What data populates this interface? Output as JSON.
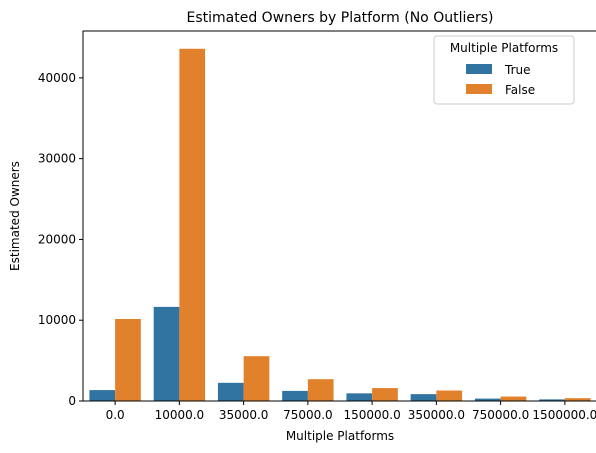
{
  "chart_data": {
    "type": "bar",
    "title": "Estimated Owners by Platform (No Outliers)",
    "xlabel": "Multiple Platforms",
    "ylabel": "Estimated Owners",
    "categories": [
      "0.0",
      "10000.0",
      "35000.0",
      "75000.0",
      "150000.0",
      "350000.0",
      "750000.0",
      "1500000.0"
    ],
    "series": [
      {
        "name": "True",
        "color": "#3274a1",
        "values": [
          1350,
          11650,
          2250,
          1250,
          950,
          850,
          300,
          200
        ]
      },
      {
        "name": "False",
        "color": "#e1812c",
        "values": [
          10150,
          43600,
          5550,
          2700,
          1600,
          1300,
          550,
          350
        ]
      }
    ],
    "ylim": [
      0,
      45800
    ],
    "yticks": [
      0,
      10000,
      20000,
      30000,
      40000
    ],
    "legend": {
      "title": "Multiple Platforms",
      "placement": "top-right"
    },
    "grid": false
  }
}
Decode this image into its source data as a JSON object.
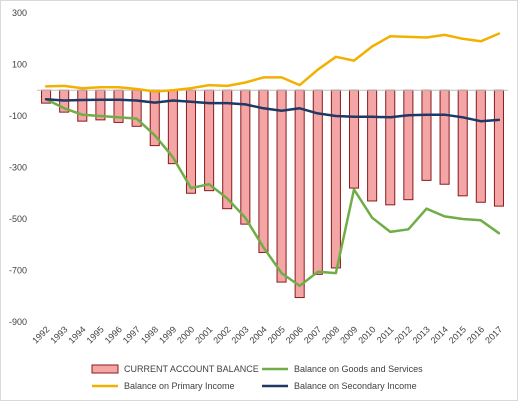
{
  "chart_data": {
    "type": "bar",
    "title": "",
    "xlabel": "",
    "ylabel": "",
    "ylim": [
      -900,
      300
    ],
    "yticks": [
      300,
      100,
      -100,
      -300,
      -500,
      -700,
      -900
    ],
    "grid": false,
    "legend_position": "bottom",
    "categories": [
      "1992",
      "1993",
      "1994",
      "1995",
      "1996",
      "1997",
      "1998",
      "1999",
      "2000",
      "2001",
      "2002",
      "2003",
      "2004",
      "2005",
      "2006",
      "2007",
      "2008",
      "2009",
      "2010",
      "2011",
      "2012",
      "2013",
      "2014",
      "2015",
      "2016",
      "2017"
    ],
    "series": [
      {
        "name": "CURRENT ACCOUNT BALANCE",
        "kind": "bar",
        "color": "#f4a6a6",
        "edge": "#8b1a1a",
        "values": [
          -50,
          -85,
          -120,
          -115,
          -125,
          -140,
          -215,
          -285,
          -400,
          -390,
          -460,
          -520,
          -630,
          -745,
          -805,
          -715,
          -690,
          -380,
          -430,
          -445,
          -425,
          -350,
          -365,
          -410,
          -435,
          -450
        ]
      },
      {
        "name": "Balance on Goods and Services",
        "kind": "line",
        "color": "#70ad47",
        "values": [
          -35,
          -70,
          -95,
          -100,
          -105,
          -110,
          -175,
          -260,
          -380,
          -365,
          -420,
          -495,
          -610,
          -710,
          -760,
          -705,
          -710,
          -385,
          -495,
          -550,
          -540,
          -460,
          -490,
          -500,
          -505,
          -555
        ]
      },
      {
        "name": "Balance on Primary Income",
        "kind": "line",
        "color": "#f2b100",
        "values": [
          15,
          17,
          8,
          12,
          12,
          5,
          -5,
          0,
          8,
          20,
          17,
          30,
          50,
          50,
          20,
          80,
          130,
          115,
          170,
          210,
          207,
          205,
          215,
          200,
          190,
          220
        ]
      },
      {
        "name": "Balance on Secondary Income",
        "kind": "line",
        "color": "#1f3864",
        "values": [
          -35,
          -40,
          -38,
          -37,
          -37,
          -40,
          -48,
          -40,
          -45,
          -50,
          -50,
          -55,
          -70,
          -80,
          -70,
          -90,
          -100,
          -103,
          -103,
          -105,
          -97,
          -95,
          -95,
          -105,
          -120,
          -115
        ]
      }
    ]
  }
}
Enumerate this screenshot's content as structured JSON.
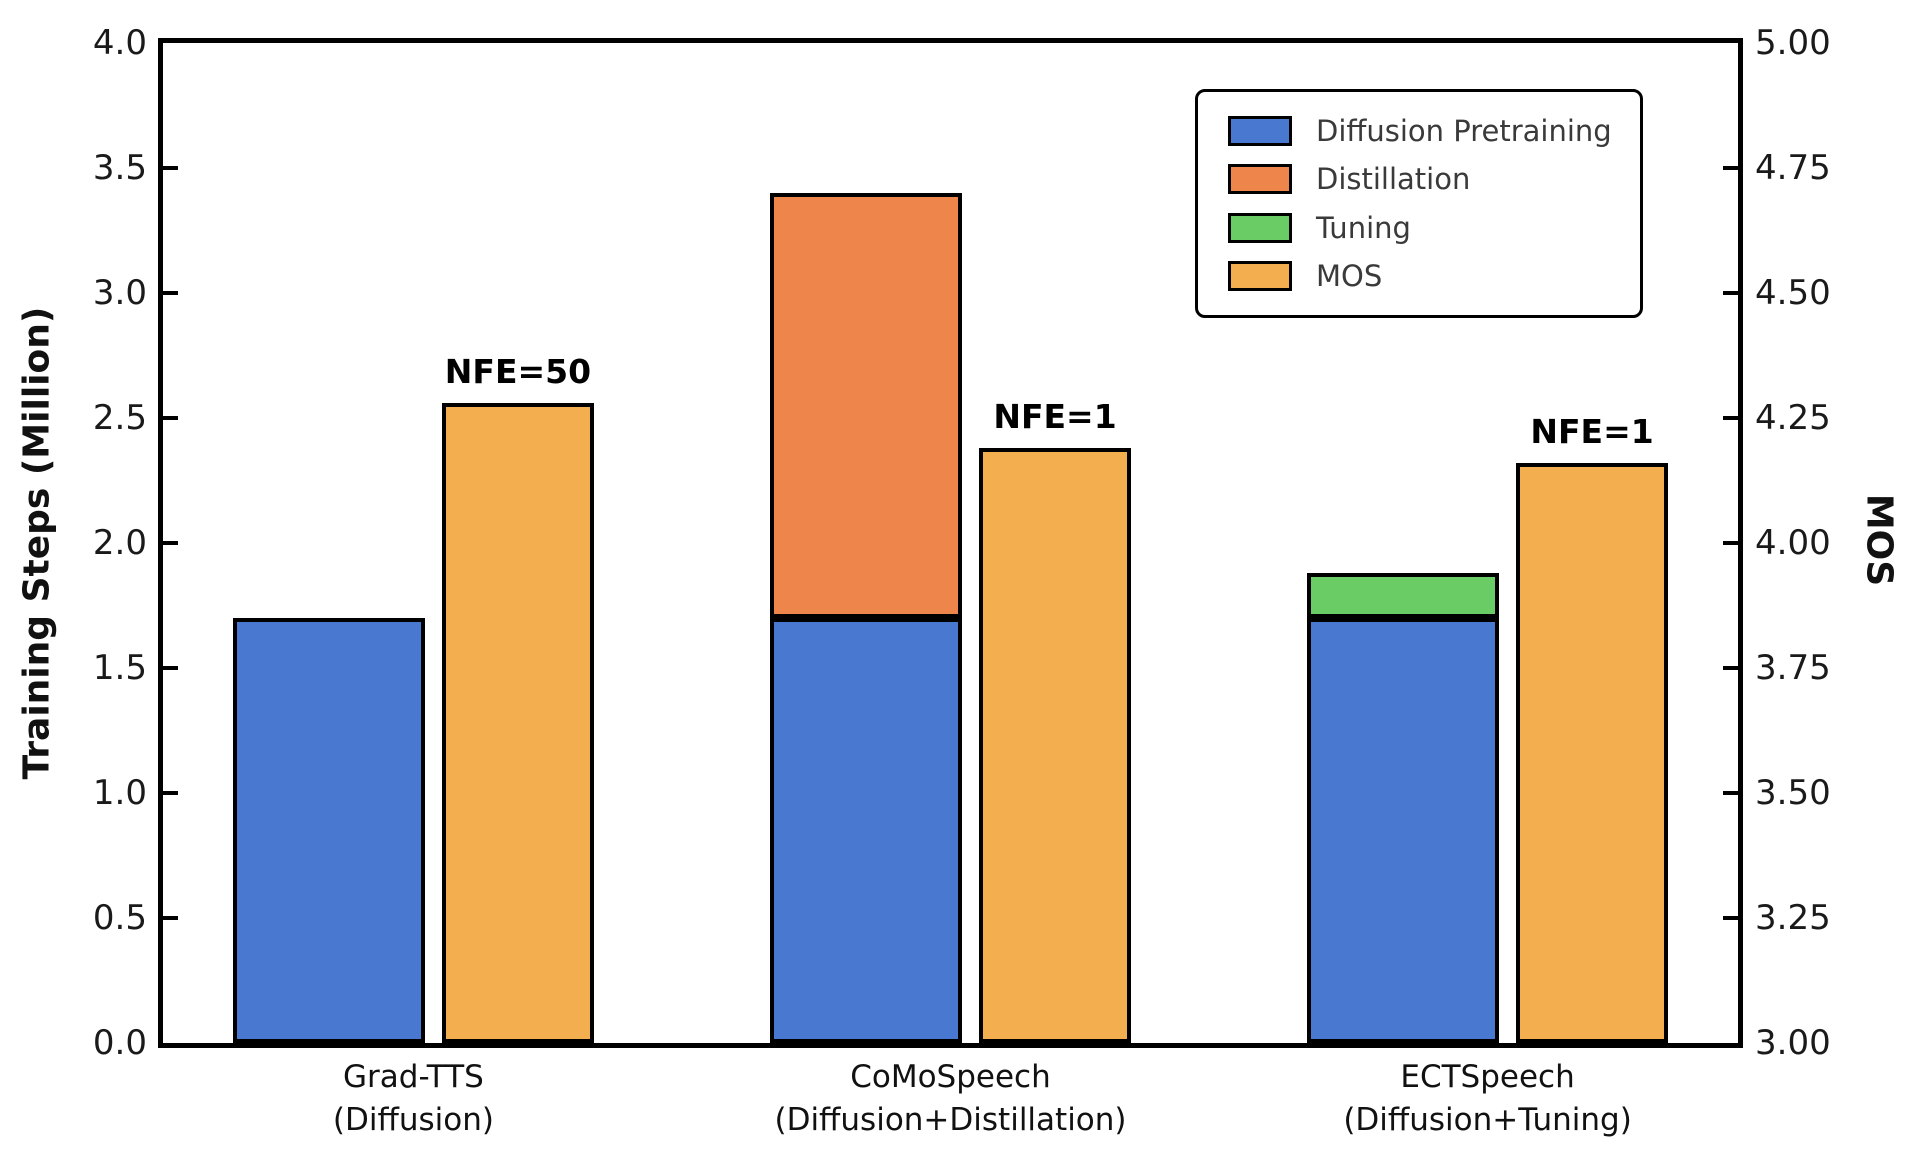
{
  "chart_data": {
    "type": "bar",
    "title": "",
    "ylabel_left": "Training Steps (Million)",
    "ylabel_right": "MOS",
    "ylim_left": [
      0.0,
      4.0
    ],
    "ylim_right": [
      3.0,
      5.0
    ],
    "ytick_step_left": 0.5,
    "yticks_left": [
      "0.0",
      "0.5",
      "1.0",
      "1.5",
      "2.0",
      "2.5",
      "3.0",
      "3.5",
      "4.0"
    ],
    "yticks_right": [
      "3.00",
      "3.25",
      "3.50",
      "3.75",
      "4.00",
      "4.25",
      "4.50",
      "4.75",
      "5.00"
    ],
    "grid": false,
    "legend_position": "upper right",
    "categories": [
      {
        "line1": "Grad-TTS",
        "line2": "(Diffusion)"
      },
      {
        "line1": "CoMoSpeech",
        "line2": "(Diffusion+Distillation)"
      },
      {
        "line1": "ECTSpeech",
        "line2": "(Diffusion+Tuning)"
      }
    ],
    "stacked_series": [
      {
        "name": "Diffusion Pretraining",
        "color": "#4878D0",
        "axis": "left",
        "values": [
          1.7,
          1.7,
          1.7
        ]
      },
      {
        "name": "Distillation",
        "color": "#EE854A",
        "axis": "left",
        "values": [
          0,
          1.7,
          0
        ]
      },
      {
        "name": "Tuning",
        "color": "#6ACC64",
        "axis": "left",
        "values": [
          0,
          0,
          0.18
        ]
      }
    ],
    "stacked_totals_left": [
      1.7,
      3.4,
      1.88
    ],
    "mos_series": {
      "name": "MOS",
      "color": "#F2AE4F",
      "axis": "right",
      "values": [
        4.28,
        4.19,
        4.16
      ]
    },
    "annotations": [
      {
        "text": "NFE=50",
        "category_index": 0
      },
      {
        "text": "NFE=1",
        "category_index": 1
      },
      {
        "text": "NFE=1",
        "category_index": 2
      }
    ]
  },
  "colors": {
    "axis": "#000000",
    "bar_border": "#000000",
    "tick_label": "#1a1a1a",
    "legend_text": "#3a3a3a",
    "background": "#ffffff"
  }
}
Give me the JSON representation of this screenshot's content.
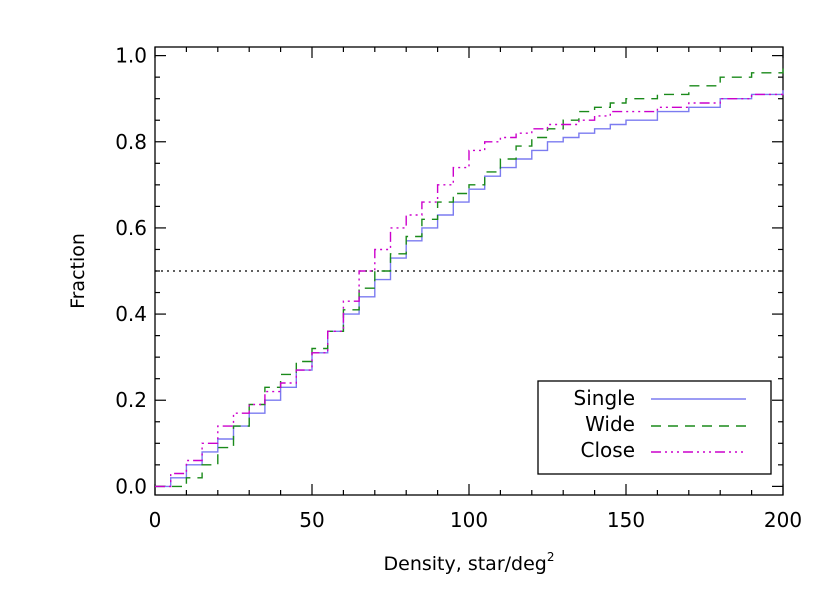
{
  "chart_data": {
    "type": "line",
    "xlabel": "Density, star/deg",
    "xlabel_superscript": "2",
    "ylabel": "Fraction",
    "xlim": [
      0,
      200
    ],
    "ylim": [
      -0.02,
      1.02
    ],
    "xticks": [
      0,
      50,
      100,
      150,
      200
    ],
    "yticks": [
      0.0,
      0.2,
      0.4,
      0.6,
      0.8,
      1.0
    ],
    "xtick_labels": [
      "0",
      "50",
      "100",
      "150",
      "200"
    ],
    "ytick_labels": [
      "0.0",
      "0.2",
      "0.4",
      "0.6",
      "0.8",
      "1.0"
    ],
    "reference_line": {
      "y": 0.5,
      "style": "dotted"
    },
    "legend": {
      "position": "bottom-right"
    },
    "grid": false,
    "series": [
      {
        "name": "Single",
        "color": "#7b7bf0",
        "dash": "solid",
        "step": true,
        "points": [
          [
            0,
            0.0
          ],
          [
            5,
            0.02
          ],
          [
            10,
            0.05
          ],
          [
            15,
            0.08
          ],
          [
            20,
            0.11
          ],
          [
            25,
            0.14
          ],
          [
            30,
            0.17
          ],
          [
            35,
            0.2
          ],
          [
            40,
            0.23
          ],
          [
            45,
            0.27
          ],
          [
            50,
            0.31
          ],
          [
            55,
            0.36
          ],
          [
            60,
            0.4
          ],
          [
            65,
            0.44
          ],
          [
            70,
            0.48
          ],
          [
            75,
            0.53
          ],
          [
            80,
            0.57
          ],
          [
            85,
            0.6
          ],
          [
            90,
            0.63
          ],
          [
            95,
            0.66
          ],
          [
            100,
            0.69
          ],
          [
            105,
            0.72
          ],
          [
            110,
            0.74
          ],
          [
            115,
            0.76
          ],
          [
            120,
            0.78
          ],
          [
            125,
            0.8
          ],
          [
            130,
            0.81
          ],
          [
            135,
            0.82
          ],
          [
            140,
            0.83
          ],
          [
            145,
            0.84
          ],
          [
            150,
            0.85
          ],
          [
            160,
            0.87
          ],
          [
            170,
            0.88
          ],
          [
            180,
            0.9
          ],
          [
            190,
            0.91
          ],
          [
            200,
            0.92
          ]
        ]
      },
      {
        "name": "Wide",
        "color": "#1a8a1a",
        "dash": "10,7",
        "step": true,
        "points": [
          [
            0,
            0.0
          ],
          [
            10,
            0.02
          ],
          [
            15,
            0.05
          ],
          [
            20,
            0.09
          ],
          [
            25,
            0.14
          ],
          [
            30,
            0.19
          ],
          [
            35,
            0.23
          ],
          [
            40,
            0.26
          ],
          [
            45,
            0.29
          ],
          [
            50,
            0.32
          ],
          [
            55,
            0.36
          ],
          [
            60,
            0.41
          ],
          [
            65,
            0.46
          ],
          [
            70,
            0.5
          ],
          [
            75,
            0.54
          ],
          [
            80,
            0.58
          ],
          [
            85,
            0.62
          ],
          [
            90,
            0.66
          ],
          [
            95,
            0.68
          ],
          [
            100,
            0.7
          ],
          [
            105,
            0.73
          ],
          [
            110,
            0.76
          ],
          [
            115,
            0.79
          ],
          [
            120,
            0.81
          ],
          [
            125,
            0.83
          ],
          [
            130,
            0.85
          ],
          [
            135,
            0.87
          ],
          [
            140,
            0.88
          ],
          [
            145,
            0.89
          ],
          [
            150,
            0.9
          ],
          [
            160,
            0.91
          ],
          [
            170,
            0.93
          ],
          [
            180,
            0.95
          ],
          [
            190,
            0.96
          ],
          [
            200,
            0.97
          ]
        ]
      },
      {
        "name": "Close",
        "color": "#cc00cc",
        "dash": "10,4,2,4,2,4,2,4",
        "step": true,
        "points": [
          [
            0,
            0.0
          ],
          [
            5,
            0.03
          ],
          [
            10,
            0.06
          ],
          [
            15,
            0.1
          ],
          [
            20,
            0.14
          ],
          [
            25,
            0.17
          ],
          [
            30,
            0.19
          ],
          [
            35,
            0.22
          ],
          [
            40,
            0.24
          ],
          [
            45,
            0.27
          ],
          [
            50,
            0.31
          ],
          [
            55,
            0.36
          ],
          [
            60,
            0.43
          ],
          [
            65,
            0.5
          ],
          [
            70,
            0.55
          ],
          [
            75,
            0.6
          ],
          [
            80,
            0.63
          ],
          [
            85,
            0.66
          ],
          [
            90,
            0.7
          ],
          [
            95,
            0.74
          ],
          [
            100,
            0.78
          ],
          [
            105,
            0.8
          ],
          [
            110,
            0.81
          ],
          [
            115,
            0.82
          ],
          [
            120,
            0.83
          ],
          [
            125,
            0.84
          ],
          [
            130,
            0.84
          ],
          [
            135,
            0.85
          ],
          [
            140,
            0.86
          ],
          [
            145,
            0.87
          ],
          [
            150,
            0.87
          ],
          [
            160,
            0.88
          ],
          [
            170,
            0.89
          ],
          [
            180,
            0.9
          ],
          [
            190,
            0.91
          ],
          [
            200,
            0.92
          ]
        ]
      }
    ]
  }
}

GIVEN TASK: Give only the number of lines in the records that contain the string "Owners".

EXPECTED ANSWER: 2